AVAILABLE DATA:
>> begin
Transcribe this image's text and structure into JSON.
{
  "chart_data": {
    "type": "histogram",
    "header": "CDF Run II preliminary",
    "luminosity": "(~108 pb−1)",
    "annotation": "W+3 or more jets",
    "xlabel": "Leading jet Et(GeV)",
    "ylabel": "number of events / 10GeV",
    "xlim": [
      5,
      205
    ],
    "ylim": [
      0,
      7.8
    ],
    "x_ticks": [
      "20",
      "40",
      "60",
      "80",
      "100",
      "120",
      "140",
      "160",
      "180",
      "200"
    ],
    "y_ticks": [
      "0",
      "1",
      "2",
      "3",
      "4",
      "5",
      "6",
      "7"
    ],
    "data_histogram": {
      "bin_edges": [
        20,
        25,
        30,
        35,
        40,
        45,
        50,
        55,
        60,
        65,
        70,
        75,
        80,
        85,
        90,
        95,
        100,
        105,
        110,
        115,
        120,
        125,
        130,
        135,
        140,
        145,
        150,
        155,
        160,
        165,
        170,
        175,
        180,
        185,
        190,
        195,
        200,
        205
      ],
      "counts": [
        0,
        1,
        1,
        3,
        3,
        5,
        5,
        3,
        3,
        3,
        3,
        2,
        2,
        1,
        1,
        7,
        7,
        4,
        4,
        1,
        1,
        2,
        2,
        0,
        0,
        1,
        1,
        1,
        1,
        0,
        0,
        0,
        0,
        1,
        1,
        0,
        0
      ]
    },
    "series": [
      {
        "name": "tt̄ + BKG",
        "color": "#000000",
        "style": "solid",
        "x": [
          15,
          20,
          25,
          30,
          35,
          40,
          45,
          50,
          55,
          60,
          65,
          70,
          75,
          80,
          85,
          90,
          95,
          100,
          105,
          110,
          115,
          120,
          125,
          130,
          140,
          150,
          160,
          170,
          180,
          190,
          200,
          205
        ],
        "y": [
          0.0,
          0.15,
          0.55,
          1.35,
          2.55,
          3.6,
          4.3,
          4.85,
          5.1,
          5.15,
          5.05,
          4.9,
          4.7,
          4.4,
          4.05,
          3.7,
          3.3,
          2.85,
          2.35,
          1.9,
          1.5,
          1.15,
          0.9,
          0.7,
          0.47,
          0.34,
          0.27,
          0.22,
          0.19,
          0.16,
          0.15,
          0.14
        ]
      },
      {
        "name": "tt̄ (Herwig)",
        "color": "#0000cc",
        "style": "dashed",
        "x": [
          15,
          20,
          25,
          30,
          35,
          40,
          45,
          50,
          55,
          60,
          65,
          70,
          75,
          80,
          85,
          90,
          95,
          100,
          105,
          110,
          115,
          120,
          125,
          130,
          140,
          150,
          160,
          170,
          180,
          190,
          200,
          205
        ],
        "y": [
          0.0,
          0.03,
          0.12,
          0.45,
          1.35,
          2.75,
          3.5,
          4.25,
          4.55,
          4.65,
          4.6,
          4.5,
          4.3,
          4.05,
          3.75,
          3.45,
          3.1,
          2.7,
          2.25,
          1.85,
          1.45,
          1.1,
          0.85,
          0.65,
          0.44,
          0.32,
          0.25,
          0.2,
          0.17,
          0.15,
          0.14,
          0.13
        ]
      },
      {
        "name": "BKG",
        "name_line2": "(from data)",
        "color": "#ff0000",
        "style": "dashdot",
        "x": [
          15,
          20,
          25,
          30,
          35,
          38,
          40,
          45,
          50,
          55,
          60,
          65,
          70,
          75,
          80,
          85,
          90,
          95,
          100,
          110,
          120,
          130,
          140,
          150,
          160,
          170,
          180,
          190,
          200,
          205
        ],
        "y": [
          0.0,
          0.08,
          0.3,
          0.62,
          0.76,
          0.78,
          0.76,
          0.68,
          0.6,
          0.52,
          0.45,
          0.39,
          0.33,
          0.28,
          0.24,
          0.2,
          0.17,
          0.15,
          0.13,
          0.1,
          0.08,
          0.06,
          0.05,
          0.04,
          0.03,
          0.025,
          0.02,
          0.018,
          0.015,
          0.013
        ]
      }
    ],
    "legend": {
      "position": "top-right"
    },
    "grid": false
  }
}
>> end
WORK TO DO: Output the listing above word for word.

ANSWER TO THE EXERCISE:
Transcribe this image's text and structure into JSON.
{
  "chart_data": {
    "type": "histogram",
    "header": "CDF Run II preliminary",
    "luminosity": "(~108 pb−1)",
    "annotation": "W+3 or more jets",
    "xlabel": "Leading jet Et(GeV)",
    "ylabel": "number of events / 10GeV",
    "xlim": [
      5,
      205
    ],
    "ylim": [
      0,
      7.8
    ],
    "x_ticks": [
      "20",
      "40",
      "60",
      "80",
      "100",
      "120",
      "140",
      "160",
      "180",
      "200"
    ],
    "y_ticks": [
      "0",
      "1",
      "2",
      "3",
      "4",
      "5",
      "6",
      "7"
    ],
    "data_histogram": {
      "bin_edges": [
        20,
        25,
        30,
        35,
        40,
        45,
        50,
        55,
        60,
        65,
        70,
        75,
        80,
        85,
        90,
        95,
        100,
        105,
        110,
        115,
        120,
        125,
        130,
        135,
        140,
        145,
        150,
        155,
        160,
        165,
        170,
        175,
        180,
        185,
        190,
        195,
        200,
        205
      ],
      "counts": [
        0,
        1,
        1,
        3,
        3,
        5,
        5,
        3,
        3,
        3,
        3,
        2,
        2,
        1,
        1,
        7,
        7,
        4,
        4,
        1,
        1,
        2,
        2,
        0,
        0,
        1,
        1,
        1,
        1,
        0,
        0,
        0,
        0,
        1,
        1,
        0,
        0
      ]
    },
    "series": [
      {
        "name": "tt̄ + BKG",
        "color": "#000000",
        "style": "solid",
        "x": [
          15,
          20,
          25,
          30,
          35,
          40,
          45,
          50,
          55,
          60,
          65,
          70,
          75,
          80,
          85,
          90,
          95,
          100,
          105,
          110,
          115,
          120,
          125,
          130,
          140,
          150,
          160,
          170,
          180,
          190,
          200,
          205
        ],
        "y": [
          0.0,
          0.15,
          0.55,
          1.35,
          2.55,
          3.6,
          4.3,
          4.85,
          5.1,
          5.15,
          5.05,
          4.9,
          4.7,
          4.4,
          4.05,
          3.7,
          3.3,
          2.85,
          2.35,
          1.9,
          1.5,
          1.15,
          0.9,
          0.7,
          0.47,
          0.34,
          0.27,
          0.22,
          0.19,
          0.16,
          0.15,
          0.14
        ]
      },
      {
        "name": "tt̄ (Herwig)",
        "color": "#0000cc",
        "style": "dashed",
        "x": [
          15,
          20,
          25,
          30,
          35,
          40,
          45,
          50,
          55,
          60,
          65,
          70,
          75,
          80,
          85,
          90,
          95,
          100,
          105,
          110,
          115,
          120,
          125,
          130,
          140,
          150,
          160,
          170,
          180,
          190,
          200,
          205
        ],
        "y": [
          0.0,
          0.03,
          0.12,
          0.45,
          1.35,
          2.75,
          3.5,
          4.25,
          4.55,
          4.65,
          4.6,
          4.5,
          4.3,
          4.05,
          3.75,
          3.45,
          3.1,
          2.7,
          2.25,
          1.85,
          1.45,
          1.1,
          0.85,
          0.65,
          0.44,
          0.32,
          0.25,
          0.2,
          0.17,
          0.15,
          0.14,
          0.13
        ]
      },
      {
        "name": "BKG",
        "name_line2": "(from data)",
        "color": "#ff0000",
        "style": "dashdot",
        "x": [
          15,
          20,
          25,
          30,
          35,
          38,
          40,
          45,
          50,
          55,
          60,
          65,
          70,
          75,
          80,
          85,
          90,
          95,
          100,
          110,
          120,
          130,
          140,
          150,
          160,
          170,
          180,
          190,
          200,
          205
        ],
        "y": [
          0.0,
          0.08,
          0.3,
          0.62,
          0.76,
          0.78,
          0.76,
          0.68,
          0.6,
          0.52,
          0.45,
          0.39,
          0.33,
          0.28,
          0.24,
          0.2,
          0.17,
          0.15,
          0.13,
          0.1,
          0.08,
          0.06,
          0.05,
          0.04,
          0.03,
          0.025,
          0.02,
          0.018,
          0.015,
          0.013
        ]
      }
    ],
    "legend": {
      "position": "top-right"
    },
    "grid": false
  }
}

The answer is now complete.